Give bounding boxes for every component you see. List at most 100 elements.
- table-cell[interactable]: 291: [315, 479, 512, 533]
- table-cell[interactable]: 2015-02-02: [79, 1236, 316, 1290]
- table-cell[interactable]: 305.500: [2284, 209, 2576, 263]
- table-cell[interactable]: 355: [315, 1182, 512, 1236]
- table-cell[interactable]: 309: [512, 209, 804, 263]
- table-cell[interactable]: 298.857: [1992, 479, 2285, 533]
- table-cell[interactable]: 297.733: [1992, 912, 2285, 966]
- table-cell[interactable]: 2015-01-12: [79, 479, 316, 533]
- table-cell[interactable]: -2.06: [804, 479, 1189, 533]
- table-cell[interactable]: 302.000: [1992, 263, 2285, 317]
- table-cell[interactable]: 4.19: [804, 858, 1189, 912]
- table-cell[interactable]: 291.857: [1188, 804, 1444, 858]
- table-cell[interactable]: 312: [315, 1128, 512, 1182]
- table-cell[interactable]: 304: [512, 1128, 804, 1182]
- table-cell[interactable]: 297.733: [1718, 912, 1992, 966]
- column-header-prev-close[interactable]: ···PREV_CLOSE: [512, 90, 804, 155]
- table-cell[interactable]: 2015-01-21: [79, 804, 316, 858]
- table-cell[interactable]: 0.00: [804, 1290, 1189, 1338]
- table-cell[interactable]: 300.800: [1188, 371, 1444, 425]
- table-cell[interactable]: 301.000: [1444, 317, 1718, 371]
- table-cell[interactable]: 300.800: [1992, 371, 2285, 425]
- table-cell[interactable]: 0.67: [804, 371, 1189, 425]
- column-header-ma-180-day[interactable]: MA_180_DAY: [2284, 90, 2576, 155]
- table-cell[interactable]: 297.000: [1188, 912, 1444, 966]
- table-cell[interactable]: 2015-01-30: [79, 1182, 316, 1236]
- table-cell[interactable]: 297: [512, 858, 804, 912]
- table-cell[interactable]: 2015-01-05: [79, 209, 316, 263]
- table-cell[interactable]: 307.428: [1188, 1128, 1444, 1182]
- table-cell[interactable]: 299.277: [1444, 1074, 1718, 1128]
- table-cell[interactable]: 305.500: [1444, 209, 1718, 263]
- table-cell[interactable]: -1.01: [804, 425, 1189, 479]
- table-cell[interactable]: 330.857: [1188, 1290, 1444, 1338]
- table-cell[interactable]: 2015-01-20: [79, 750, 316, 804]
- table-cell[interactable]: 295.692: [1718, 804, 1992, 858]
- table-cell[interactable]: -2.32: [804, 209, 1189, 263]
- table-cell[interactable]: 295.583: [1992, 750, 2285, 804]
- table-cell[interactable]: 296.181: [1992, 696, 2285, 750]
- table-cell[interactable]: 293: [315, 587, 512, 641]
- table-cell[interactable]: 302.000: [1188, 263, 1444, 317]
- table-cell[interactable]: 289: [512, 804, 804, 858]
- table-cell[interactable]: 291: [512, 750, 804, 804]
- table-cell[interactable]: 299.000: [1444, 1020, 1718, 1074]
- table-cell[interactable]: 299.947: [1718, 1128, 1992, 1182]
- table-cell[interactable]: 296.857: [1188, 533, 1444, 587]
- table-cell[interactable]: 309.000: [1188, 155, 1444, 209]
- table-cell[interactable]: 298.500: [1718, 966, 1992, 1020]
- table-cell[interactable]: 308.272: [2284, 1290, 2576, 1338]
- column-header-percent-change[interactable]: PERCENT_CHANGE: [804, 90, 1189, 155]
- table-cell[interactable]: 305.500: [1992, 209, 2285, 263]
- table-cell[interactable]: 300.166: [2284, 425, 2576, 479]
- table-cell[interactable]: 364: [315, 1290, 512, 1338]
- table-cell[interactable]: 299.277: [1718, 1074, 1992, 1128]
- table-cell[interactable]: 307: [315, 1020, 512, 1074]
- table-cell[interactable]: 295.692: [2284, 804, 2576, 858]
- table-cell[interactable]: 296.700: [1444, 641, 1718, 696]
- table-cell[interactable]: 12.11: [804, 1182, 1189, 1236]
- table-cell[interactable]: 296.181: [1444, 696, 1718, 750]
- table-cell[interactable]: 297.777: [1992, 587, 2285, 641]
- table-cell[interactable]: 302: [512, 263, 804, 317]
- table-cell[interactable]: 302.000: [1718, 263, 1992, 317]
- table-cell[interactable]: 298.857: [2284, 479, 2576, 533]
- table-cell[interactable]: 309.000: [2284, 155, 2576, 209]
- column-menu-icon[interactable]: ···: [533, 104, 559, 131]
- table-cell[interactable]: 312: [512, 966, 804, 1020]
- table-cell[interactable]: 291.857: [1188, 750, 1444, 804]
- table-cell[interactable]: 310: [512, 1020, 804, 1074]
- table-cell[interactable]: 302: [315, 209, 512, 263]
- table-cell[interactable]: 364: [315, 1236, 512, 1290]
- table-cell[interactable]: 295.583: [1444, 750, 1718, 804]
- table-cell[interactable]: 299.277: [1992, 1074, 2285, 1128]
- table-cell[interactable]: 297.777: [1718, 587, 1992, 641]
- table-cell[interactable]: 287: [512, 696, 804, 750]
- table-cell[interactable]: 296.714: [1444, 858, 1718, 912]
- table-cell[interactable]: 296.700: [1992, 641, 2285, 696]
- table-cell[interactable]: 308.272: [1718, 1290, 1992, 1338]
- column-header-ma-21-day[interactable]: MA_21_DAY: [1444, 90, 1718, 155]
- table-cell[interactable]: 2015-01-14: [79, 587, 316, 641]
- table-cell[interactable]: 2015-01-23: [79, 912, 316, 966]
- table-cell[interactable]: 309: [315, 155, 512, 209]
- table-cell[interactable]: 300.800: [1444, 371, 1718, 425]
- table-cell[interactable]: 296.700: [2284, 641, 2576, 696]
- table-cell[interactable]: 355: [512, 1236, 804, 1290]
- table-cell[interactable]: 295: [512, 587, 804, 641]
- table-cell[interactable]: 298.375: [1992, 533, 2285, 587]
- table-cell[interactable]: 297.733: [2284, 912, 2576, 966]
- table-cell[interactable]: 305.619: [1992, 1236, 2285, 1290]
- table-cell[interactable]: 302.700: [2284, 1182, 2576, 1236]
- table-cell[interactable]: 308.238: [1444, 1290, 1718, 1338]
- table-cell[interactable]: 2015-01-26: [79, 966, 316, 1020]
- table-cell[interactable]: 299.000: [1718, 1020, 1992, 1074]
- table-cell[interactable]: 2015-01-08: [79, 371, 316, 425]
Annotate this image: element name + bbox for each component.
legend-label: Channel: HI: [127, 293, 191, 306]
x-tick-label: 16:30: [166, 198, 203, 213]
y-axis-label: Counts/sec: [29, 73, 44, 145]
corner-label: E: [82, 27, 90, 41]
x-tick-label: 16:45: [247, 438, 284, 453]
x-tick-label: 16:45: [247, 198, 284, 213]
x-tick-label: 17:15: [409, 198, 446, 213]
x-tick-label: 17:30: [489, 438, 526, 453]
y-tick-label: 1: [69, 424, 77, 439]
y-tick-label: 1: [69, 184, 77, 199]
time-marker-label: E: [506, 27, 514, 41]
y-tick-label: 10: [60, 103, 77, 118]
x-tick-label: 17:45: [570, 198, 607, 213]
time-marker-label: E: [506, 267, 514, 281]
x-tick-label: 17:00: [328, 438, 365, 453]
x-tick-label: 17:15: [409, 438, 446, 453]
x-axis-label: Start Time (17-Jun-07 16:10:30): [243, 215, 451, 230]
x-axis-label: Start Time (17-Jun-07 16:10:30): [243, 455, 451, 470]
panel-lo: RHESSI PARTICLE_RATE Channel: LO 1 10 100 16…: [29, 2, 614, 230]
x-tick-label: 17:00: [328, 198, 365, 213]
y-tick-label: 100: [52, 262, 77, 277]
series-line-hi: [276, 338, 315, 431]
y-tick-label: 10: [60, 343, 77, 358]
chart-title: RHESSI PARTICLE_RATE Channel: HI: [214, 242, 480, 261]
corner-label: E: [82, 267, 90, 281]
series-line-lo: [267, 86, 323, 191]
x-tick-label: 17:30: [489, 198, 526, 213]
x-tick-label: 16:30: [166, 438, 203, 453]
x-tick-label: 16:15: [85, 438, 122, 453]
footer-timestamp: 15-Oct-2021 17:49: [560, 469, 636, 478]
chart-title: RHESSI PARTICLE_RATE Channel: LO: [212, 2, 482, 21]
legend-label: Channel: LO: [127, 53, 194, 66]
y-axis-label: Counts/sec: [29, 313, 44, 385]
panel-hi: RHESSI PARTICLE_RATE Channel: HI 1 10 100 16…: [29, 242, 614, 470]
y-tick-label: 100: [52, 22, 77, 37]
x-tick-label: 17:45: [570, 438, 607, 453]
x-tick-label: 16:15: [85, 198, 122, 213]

▶ _REQUIREMENT_
Please copy the records from their first line up to and including the line with "- table-cell[interactable]: 4.19: [804, 858, 1189, 912]", keeping every character unchanged.

▶ _ANSWER TO THE PROBLEM_
Give bounding boxes for every component you see. List at most 100 elements.
- table-cell[interactable]: 291: [315, 479, 512, 533]
- table-cell[interactable]: 2015-02-02: [79, 1236, 316, 1290]
- table-cell[interactable]: 305.500: [2284, 209, 2576, 263]
- table-cell[interactable]: 355: [315, 1182, 512, 1236]
- table-cell[interactable]: 309: [512, 209, 804, 263]
- table-cell[interactable]: 298.857: [1992, 479, 2285, 533]
- table-cell[interactable]: 297.733: [1992, 912, 2285, 966]
- table-cell[interactable]: 2015-01-12: [79, 479, 316, 533]
- table-cell[interactable]: -2.06: [804, 479, 1189, 533]
- table-cell[interactable]: 302.000: [1992, 263, 2285, 317]
- table-cell[interactable]: 4.19: [804, 858, 1189, 912]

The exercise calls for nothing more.